_Exercise_
Return the whole listing, keeping every character the same.

_Data section_

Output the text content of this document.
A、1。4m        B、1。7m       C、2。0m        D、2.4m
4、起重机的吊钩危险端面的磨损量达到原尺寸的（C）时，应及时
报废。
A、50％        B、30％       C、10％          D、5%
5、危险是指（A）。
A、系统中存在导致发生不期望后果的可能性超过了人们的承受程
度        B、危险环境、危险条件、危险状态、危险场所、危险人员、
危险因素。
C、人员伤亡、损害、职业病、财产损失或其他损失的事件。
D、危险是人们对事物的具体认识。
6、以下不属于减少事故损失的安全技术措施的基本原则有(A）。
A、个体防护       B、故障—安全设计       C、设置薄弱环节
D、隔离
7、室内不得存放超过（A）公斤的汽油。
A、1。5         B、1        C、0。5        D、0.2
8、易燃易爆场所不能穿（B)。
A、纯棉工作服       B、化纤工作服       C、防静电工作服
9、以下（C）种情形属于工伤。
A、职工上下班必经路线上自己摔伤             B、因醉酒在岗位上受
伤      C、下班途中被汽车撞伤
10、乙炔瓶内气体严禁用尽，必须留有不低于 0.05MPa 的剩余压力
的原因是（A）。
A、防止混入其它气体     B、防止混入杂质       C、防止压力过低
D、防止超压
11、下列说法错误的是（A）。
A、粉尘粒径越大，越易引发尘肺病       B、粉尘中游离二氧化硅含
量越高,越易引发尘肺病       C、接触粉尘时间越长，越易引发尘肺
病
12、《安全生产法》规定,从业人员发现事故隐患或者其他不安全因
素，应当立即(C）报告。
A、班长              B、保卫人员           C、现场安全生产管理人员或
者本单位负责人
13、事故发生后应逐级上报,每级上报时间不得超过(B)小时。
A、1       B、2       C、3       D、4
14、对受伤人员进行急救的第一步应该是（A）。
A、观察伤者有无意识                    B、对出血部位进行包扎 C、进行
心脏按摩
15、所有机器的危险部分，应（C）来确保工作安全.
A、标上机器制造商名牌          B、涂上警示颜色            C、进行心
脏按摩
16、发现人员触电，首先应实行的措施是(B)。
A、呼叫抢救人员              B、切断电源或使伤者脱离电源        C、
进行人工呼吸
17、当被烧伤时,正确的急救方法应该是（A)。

_Output for this exercise_
Output the text content of this document.
A、1。4m        B、1。7m       C、2。0m        D、2.4m
4、起重机的吊钩危险端面的磨损量达到原尺寸的（C）时，应及时
报废。
A、50％        B、30％       C、10％          D、5%
5、危险是指（A）。
A、系统中存在导致发生不期望后果的可能性超过了人们的承受程
度        B、危险环境、危险条件、危险状态、危险场所、危险人员、
危险因素。
C、人员伤亡、损害、职业病、财产损失或其他损失的事件。
D、危险是人们对事物的具体认识。
6、以下不属于减少事故损失的安全技术措施的基本原则有(A）。
A、个体防护       B、故障—安全设计       C、设置薄弱环节
D、隔离
7、室内不得存放超过（A）公斤的汽油。
A、1。5         B、1        C、0。5        D、0.2
8、易燃易爆场所不能穿（B)。
A、纯棉工作服       B、化纤工作服       C、防静电工作服
9、以下（C）种情形属于工伤。
A、职工上下班必经路线上自己摔伤             B、因醉酒在岗位上受
伤      C、下班途中被汽车撞伤
10、乙炔瓶内气体严禁用尽，必须留有不低于 0.05MPa 的剩余压力
的原因是（A）。
A、防止混入其它气体     B、防止混入杂质       C、防止压力过低
D、防止超压
11、下列说法错误的是（A）。
A、粉尘粒径越大，越易引发尘肺病       B、粉尘中游离二氧化硅含
量越高,越易引发尘肺病       C、接触粉尘时间越长，越易引发尘肺
病
12、《安全生产法》规定,从业人员发现事故隐患或者其他不安全因
素，应当立即(C）报告。
A、班长              B、保卫人员           C、现场安全生产管理人员或
者本单位负责人
13、事故发生后应逐级上报,每级上报时间不得超过(B)小时。
A、1       B、2       C、3       D、4
14、对受伤人员进行急救的第一步应该是（A）。
A、观察伤者有无意识                    B、对出血部位进行包扎 C、进行
心脏按摩
15、所有机器的危险部分，应（C）来确保工作安全.
A、标上机器制造商名牌          B、涂上警示颜色            C、进行心
脏按摩
16、发现人员触电，首先应实行的措施是(B)。
A、呼叫抢救人员              B、切断电源或使伤者脱离电源        C、
进行人工呼吸
17、当被烧伤时,正确的急救方法应该是（A)。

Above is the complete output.